__WHAT TO DO__
Pick out every line that holds the string "this" and copy it.

__AVAILABLE DATA__
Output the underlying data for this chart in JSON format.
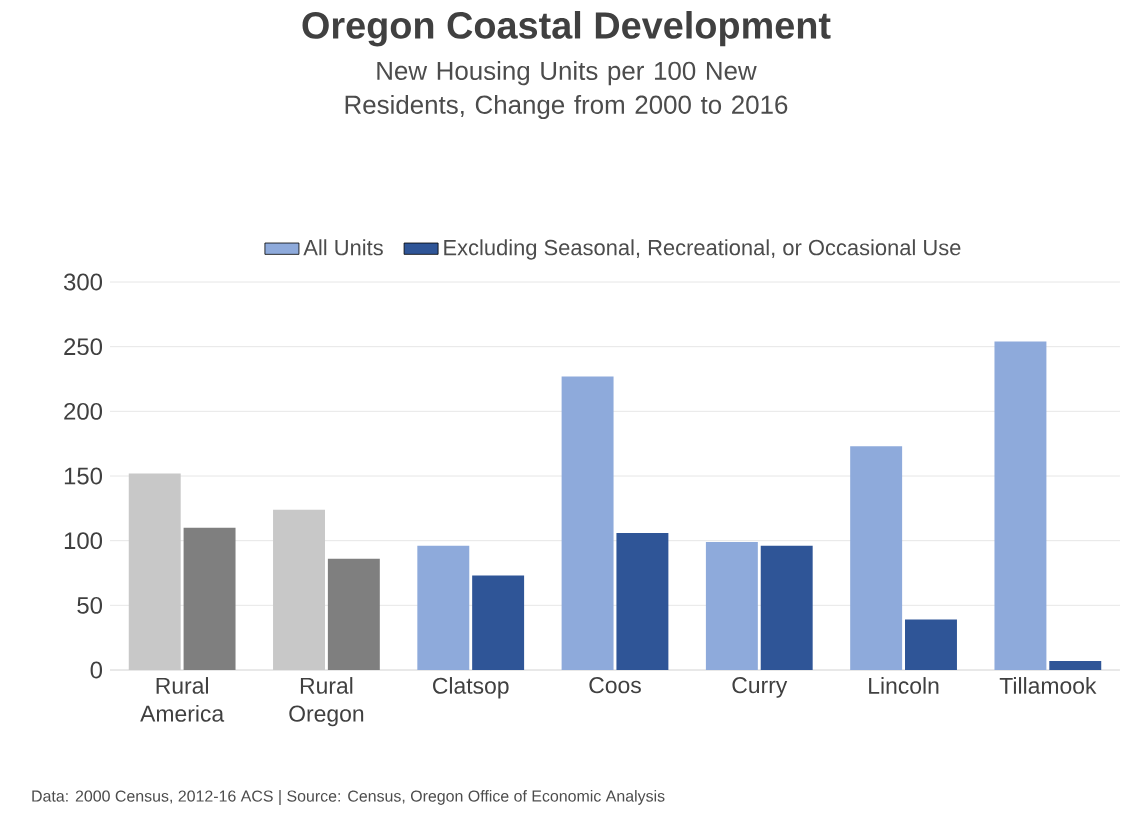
{
  "chart_data": {
    "type": "bar",
    "title": "Oregon Coastal Development",
    "subtitle": "New Housing Units per 100 New Residents, Change from 2000 to 2016",
    "categories": [
      "Rural America",
      "Rural Oregon",
      "Clatsop",
      "Coos",
      "Curry",
      "Lincoln",
      "Tillamook"
    ],
    "series": [
      {
        "name": "All Units",
        "color": "#8eaadb",
        "colors": [
          "#c8c8c8",
          "#c8c8c8",
          "#8eaadb",
          "#8eaadb",
          "#8eaadb",
          "#8eaadb",
          "#8eaadb"
        ],
        "values": [
          152,
          124,
          96,
          227,
          99,
          173,
          254
        ]
      },
      {
        "name": "Excluding Seasonal, Recreational, or Occasional Use",
        "color": "#2f5597",
        "colors": [
          "#7f7f7f",
          "#7f7f7f",
          "#2f5597",
          "#2f5597",
          "#2f5597",
          "#2f5597",
          "#2f5597"
        ],
        "values": [
          110,
          86,
          73,
          106,
          96,
          39,
          7
        ]
      }
    ],
    "ylim": [
      0,
      300
    ],
    "yticks": [
      0,
      50,
      100,
      150,
      200,
      250,
      300
    ],
    "grid": "y",
    "legend": "top",
    "annotations": [
      "Data: 2000 Census, 2012-16 ACS  |  Source: Census, Oregon Office of Economic Analysis"
    ]
  }
}
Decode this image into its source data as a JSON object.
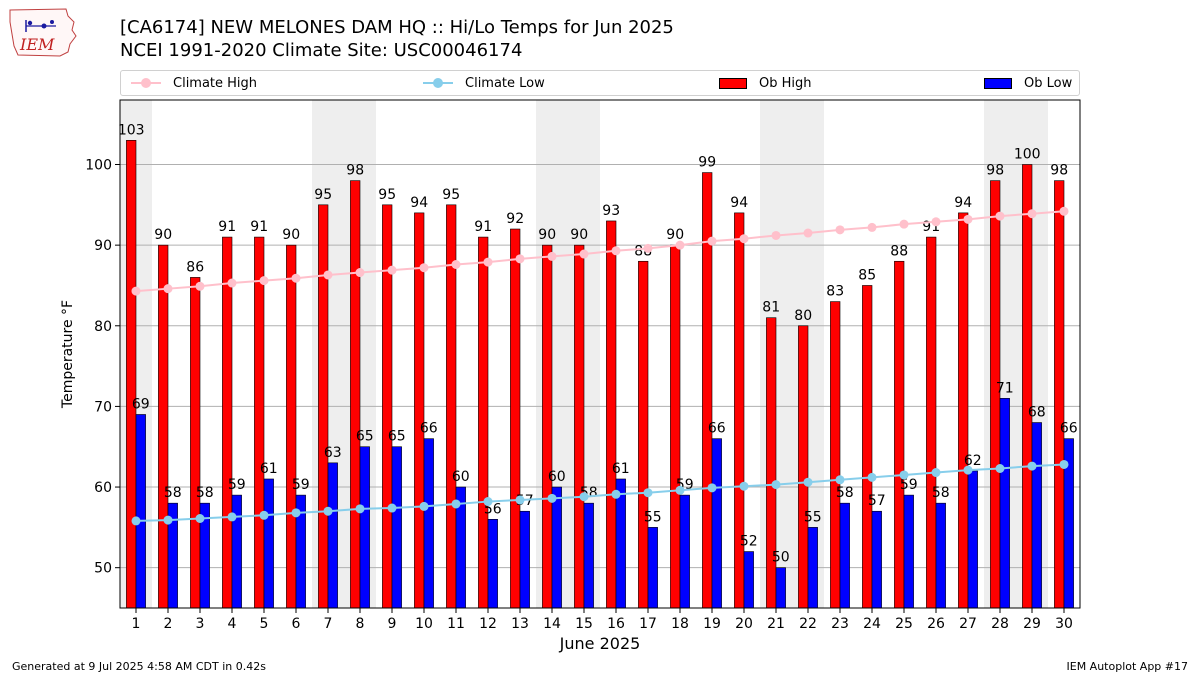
{
  "header": {
    "logo_text": "IEM",
    "title_line1": "[CA6174] NEW MELONES DAM HQ :: Hi/Lo Temps for Jun 2025",
    "title_line2": "NCEI 1991-2020 Climate Site: USC00046174"
  },
  "legend": {
    "climate_high": "Climate High",
    "climate_low": "Climate Low",
    "ob_high": "Ob High",
    "ob_low": "Ob Low"
  },
  "colors": {
    "ob_high": "#ff0000",
    "ob_low": "#0000ff",
    "climate_high": "#ffc0cb",
    "climate_low": "#87ceeb",
    "weekend_shade": "#eeeeee",
    "grid": "#b0b0b0"
  },
  "chart_data": {
    "type": "bar",
    "xlabel": "June 2025",
    "ylabel": "Temperature °F",
    "ylim": [
      45,
      108
    ],
    "yticks": [
      50,
      60,
      70,
      80,
      90,
      100
    ],
    "grid": "horizontal",
    "legend_position": "top",
    "categories": [
      "1",
      "2",
      "3",
      "4",
      "5",
      "6",
      "7",
      "8",
      "9",
      "10",
      "11",
      "12",
      "13",
      "14",
      "15",
      "16",
      "17",
      "18",
      "19",
      "20",
      "21",
      "22",
      "23",
      "24",
      "25",
      "26",
      "27",
      "28",
      "29",
      "30"
    ],
    "shaded_days": [
      1,
      7,
      8,
      14,
      15,
      21,
      22,
      28,
      29
    ],
    "series": [
      {
        "name": "Ob High",
        "kind": "bar",
        "values": [
          103,
          90,
          86,
          91,
          91,
          90,
          95,
          98,
          95,
          94,
          95,
          91,
          92,
          90,
          90,
          93,
          88,
          90,
          99,
          94,
          81,
          80,
          83,
          85,
          88,
          91,
          94,
          98,
          100,
          98
        ]
      },
      {
        "name": "Ob Low",
        "kind": "bar",
        "values": [
          69,
          58,
          58,
          59,
          61,
          59,
          63,
          65,
          65,
          66,
          60,
          56,
          57,
          60,
          58,
          61,
          55,
          59,
          66,
          52,
          50,
          55,
          58,
          57,
          59,
          58,
          62,
          71,
          68,
          66
        ]
      },
      {
        "name": "Climate High",
        "kind": "line",
        "values": [
          84.3,
          84.6,
          84.9,
          85.3,
          85.6,
          85.9,
          86.3,
          86.6,
          86.9,
          87.2,
          87.6,
          87.9,
          88.3,
          88.6,
          88.9,
          89.3,
          89.6,
          90.0,
          90.5,
          90.8,
          91.2,
          91.5,
          91.9,
          92.2,
          92.6,
          92.9,
          93.2,
          93.6,
          93.9,
          94.2
        ]
      },
      {
        "name": "Climate Low",
        "kind": "line",
        "values": [
          55.8,
          55.9,
          56.1,
          56.3,
          56.5,
          56.8,
          57.0,
          57.3,
          57.4,
          57.6,
          57.9,
          58.2,
          58.4,
          58.6,
          58.8,
          59.1,
          59.3,
          59.6,
          59.9,
          60.1,
          60.3,
          60.6,
          60.9,
          61.2,
          61.5,
          61.8,
          62.1,
          62.3,
          62.6,
          62.8
        ]
      }
    ]
  },
  "footer": {
    "generated": "Generated at 9 Jul 2025 4:58 AM CDT in 0.42s",
    "app": "IEM Autoplot App #17"
  }
}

__RESPONSE TO THE EXERCISE__
Output the underlying data for this chart in JSON format.
Decode this image into its source data as a JSON object.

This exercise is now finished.